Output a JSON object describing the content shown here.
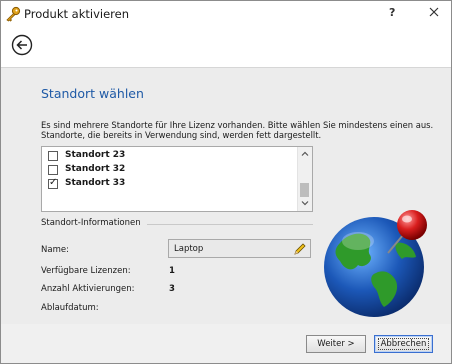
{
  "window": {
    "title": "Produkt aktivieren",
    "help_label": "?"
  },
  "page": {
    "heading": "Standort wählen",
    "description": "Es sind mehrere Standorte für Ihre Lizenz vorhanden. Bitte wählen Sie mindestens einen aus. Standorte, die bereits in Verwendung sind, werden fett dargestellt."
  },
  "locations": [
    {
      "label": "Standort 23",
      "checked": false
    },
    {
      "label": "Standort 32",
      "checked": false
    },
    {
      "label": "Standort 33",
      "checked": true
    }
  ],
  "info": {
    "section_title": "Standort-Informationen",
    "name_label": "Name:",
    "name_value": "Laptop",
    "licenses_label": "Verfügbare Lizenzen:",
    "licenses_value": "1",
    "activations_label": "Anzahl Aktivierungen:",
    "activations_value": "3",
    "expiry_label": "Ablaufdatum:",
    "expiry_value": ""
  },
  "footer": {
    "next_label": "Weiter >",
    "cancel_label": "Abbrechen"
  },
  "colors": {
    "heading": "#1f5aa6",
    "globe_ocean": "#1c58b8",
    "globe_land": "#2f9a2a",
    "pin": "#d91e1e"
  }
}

* * *

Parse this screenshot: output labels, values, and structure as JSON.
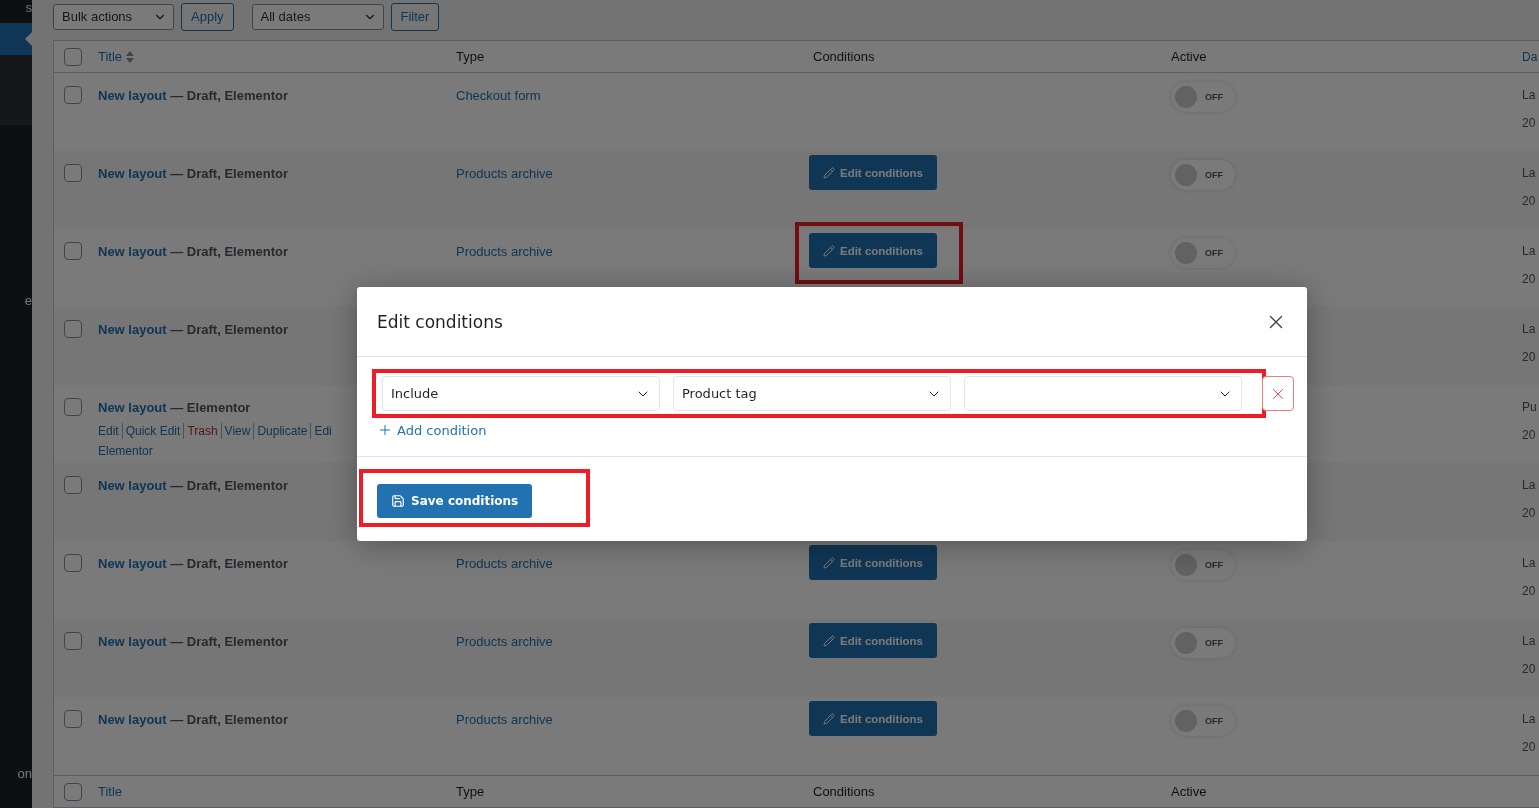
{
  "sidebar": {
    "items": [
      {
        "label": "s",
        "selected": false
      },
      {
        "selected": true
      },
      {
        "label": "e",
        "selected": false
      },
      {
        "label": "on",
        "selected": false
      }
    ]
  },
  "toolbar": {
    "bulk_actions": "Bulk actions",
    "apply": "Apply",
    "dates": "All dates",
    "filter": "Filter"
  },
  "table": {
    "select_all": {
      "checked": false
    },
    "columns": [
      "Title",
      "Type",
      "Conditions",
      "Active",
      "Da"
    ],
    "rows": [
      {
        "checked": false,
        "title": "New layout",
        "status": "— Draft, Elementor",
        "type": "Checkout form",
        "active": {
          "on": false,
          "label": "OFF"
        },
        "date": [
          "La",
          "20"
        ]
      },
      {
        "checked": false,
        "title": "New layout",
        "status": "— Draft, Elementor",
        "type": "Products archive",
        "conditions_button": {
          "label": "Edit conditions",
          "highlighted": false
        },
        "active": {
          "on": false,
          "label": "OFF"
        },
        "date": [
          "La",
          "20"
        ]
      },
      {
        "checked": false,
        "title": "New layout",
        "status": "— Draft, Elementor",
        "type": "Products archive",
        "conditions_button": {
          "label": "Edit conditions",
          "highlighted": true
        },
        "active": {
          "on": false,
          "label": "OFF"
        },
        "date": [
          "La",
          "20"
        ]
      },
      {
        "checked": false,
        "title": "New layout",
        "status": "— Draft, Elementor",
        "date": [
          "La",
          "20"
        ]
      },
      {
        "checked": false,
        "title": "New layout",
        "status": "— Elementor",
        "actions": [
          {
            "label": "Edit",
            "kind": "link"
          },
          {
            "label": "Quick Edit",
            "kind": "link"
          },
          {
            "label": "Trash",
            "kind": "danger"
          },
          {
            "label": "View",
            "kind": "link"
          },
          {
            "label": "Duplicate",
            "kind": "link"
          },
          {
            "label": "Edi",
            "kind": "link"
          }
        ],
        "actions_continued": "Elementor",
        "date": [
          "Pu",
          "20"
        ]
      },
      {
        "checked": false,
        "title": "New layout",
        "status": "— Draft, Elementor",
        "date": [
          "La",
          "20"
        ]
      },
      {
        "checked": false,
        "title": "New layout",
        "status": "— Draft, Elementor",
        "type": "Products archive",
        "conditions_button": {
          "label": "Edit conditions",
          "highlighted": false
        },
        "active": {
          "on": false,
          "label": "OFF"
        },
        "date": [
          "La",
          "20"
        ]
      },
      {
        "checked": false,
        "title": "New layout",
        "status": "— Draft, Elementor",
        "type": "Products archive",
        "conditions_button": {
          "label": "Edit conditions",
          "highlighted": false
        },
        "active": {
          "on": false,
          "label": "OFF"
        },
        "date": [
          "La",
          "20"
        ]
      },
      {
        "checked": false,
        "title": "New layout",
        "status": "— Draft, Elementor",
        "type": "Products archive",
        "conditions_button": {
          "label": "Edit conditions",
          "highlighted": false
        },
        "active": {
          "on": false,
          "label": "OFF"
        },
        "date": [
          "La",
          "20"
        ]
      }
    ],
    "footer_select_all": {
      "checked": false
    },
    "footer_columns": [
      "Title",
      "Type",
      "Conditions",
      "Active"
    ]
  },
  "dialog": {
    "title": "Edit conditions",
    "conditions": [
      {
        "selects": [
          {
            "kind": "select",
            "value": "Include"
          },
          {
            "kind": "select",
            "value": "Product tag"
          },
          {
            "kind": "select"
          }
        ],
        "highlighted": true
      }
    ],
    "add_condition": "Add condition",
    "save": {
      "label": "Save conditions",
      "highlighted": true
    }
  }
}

## Work instructions
Every line that holds the word "heading" should be extracted.

## Solution to the problem
    "heading": "Standort wählen",
    "heading": "#1f5aa6",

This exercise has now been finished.